▶ [Exercise task]
Set down each record below precisely, skipping the pictures.

▶ [Extracted records]
__________
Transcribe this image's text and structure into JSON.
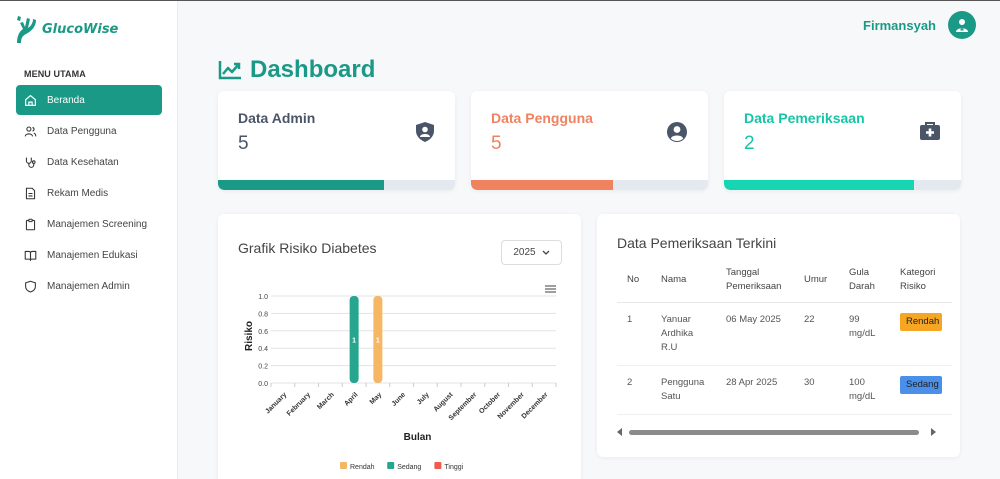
{
  "app": {
    "name": "GlucoWise"
  },
  "user": {
    "name": "Firmansyah"
  },
  "sidebar": {
    "heading": "MENU UTAMA",
    "items": [
      {
        "label": "Beranda",
        "icon": "home-icon",
        "active": true
      },
      {
        "label": "Data Pengguna",
        "icon": "users-icon"
      },
      {
        "label": "Data Kesehatan",
        "icon": "stethoscope-icon"
      },
      {
        "label": "Rekam Medis",
        "icon": "document-icon"
      },
      {
        "label": "Manajemen Screening",
        "icon": "clipboard-icon"
      },
      {
        "label": "Manajemen Edukasi",
        "icon": "book-icon"
      },
      {
        "label": "Manajemen Admin",
        "icon": "shield-icon"
      }
    ]
  },
  "page": {
    "title": "Dashboard"
  },
  "cards": [
    {
      "title": "Data Admin",
      "value": "5",
      "color": "#4a5568",
      "bar_color": "#1a9a86",
      "progress": 0.7,
      "icon": "user-shield-icon"
    },
    {
      "title": "Data Pengguna",
      "value": "5",
      "color": "#f0825f",
      "bar_color": "#f0825f",
      "progress": 0.6,
      "icon": "user-circle-icon"
    },
    {
      "title": "Data Pemeriksaan",
      "value": "2",
      "color": "#15c6a6",
      "bar_color": "#15d6b1",
      "progress": 0.8,
      "icon": "medical-kit-icon"
    }
  ],
  "chart_panel": {
    "title": "Grafik Risiko Diabetes",
    "year": "2025"
  },
  "chart_data": {
    "type": "bar",
    "categories": [
      "January",
      "February",
      "March",
      "April",
      "May",
      "June",
      "July",
      "August",
      "September",
      "October",
      "November",
      "December"
    ],
    "series": [
      {
        "name": "Rendah",
        "color": "#f6b765",
        "values": [
          0,
          0,
          0,
          0,
          1,
          0,
          0,
          0,
          0,
          0,
          0,
          0
        ]
      },
      {
        "name": "Sedang",
        "color": "#26a68f",
        "values": [
          0,
          0,
          0,
          1,
          0,
          0,
          0,
          0,
          0,
          0,
          0,
          0
        ]
      },
      {
        "name": "Tinggi",
        "color": "#ef5b4d",
        "values": [
          0,
          0,
          0,
          0,
          0,
          0,
          0,
          0,
          0,
          0,
          0,
          0
        ]
      }
    ],
    "ylabel": "Risiko",
    "xlabel": "Bulan",
    "ylim": [
      0,
      1
    ],
    "yticks": [
      "0.0",
      "0.2",
      "0.4",
      "0.6",
      "0.8",
      "1.0"
    ],
    "legend": "bottom"
  },
  "table_panel": {
    "title": "Data Pemeriksaan Terkini",
    "columns": [
      {
        "key": "no",
        "label": "No"
      },
      {
        "key": "nama",
        "label": "Nama"
      },
      {
        "key": "tanggal",
        "label": "Tanggal Pemeriksaan"
      },
      {
        "key": "umur",
        "label": "Umur"
      },
      {
        "key": "gula",
        "label": "Gula Darah"
      },
      {
        "key": "kategori",
        "label": "Kategori Risiko"
      }
    ],
    "rows": [
      {
        "no": "1",
        "nama": "Yanuar Ardhika R.U",
        "tanggal": "06 May 2025",
        "umur": "22",
        "gula": "99 mg/dL",
        "kategori": "Rendah",
        "kategori_color": "#f6a623"
      },
      {
        "no": "2",
        "nama": "Pengguna Satu",
        "tanggal": "28 Apr 2025",
        "umur": "30",
        "gula": "100 mg/dL",
        "kategori": "Sedang",
        "kategori_color": "#4a8fe8"
      }
    ]
  }
}
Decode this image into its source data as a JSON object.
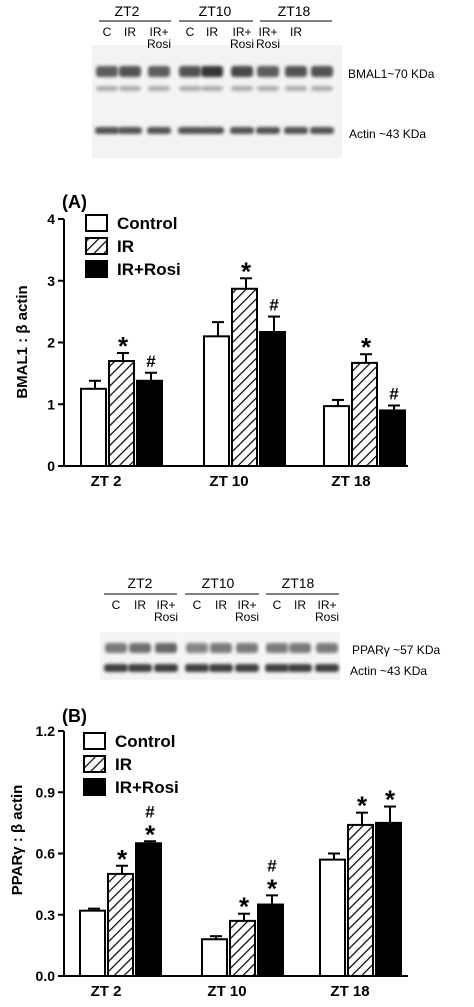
__________
▶ [Correct output]
Transcribe this image's text and structure into JSON.
{
  "app": {
    "name": "GlucoWise"
  },
  "user": {
    "name": "Firmansyah"
  },
  "sidebar": {
    "heading": "MENU UTAMA",
    "items": [
      {
        "label": "Beranda",
        "icon": "home-icon",
        "active": true
      },
      {
        "label": "Data Pengguna",
        "icon": "users-icon"
      },
      {
        "label": "Data Kesehatan",
        "icon": "stethoscope-icon"
      },
      {
        "label": "Rekam Medis",
        "icon": "document-icon"
      },
      {
        "label": "Manajemen Screening",
        "icon": "clipboard-icon"
      },
      {
        "label": "Manajemen Edukasi",
        "icon": "book-icon"
      },
      {
        "label": "Manajemen Admin",
        "icon": "shield-icon"
      }
    ]
  },
  "page": {
    "title": "Dashboard"
  },
  "cards": [
    {
      "title": "Data Admin",
      "value": "5",
      "color": "#4a5568",
      "bar_color": "#1a9a86",
      "progress": 0.7,
      "icon": "user-shield-icon"
    },
    {
      "title": "Data Pengguna",
      "value": "5",
      "color": "#f0825f",
      "bar_color": "#f0825f",
      "progress": 0.6,
      "icon": "user-circle-icon"
    },
    {
      "title": "Data Pemeriksaan",
      "value": "2",
      "color": "#15c6a6",
      "bar_color": "#15d6b1",
      "progress": 0.8,
      "icon": "medical-kit-icon"
    }
  ],
  "chart_panel": {
    "title": "Grafik Risiko Diabetes",
    "year": "2025"
  },
  "chart_data": {
    "type": "bar",
    "categories": [
      "January",
      "February",
      "March",
      "April",
      "May",
      "June",
      "July",
      "August",
      "September",
      "October",
      "November",
      "December"
    ],
    "series": [
      {
        "name": "Rendah",
        "color": "#f6b765",
        "values": [
          0,
          0,
          0,
          0,
          1,
          0,
          0,
          0,
          0,
          0,
          0,
          0
        ]
      },
      {
        "name": "Sedang",
        "color": "#26a68f",
        "values": [
          0,
          0,
          0,
          1,
          0,
          0,
          0,
          0,
          0,
          0,
          0,
          0
        ]
      },
      {
        "name": "Tinggi",
        "color": "#ef5b4d",
        "values": [
          0,
          0,
          0,
          0,
          0,
          0,
          0,
          0,
          0,
          0,
          0,
          0
        ]
      }
    ],
    "ylabel": "Risiko",
    "xlabel": "Bulan",
    "ylim": [
      0,
      1
    ],
    "yticks": [
      "0.0",
      "0.2",
      "0.4",
      "0.6",
      "0.8",
      "1.0"
    ],
    "legend": "bottom"
  },
  "table_panel": {
    "title": "Data Pemeriksaan Terkini",
    "columns": [
      {
        "key": "no",
        "label": "No"
      },
      {
        "key": "nama",
        "label": "Nama"
      },
      {
        "key": "tanggal",
        "label": "Tanggal Pemeriksaan"
      },
      {
        "key": "umur",
        "label": "Umur"
      },
      {
        "key": "gula",
        "label": "Gula Darah"
      },
      {
        "key": "kategori",
        "label": "Kategori Risiko"
      }
    ],
    "rows": [
      {
        "no": "1",
        "nama": "Yanuar Ardhika R.U",
        "tanggal": "06 May 2025",
        "umur": "22",
        "gula": "99 mg/dL",
        "kategori": "Rendah",
        "kategori_color": "#f6a623"
      },
      {
        "no": "2",
        "nama": "Pengguna Satu",
        "tanggal": "28 Apr 2025",
        "umur": "30",
        "gula": "100 mg/dL",
        "kategori": "Sedang",
        "kategori_color": "#4a8fe8"
      }
    ]
  }
}
Decode this image into its source data as a JSON object.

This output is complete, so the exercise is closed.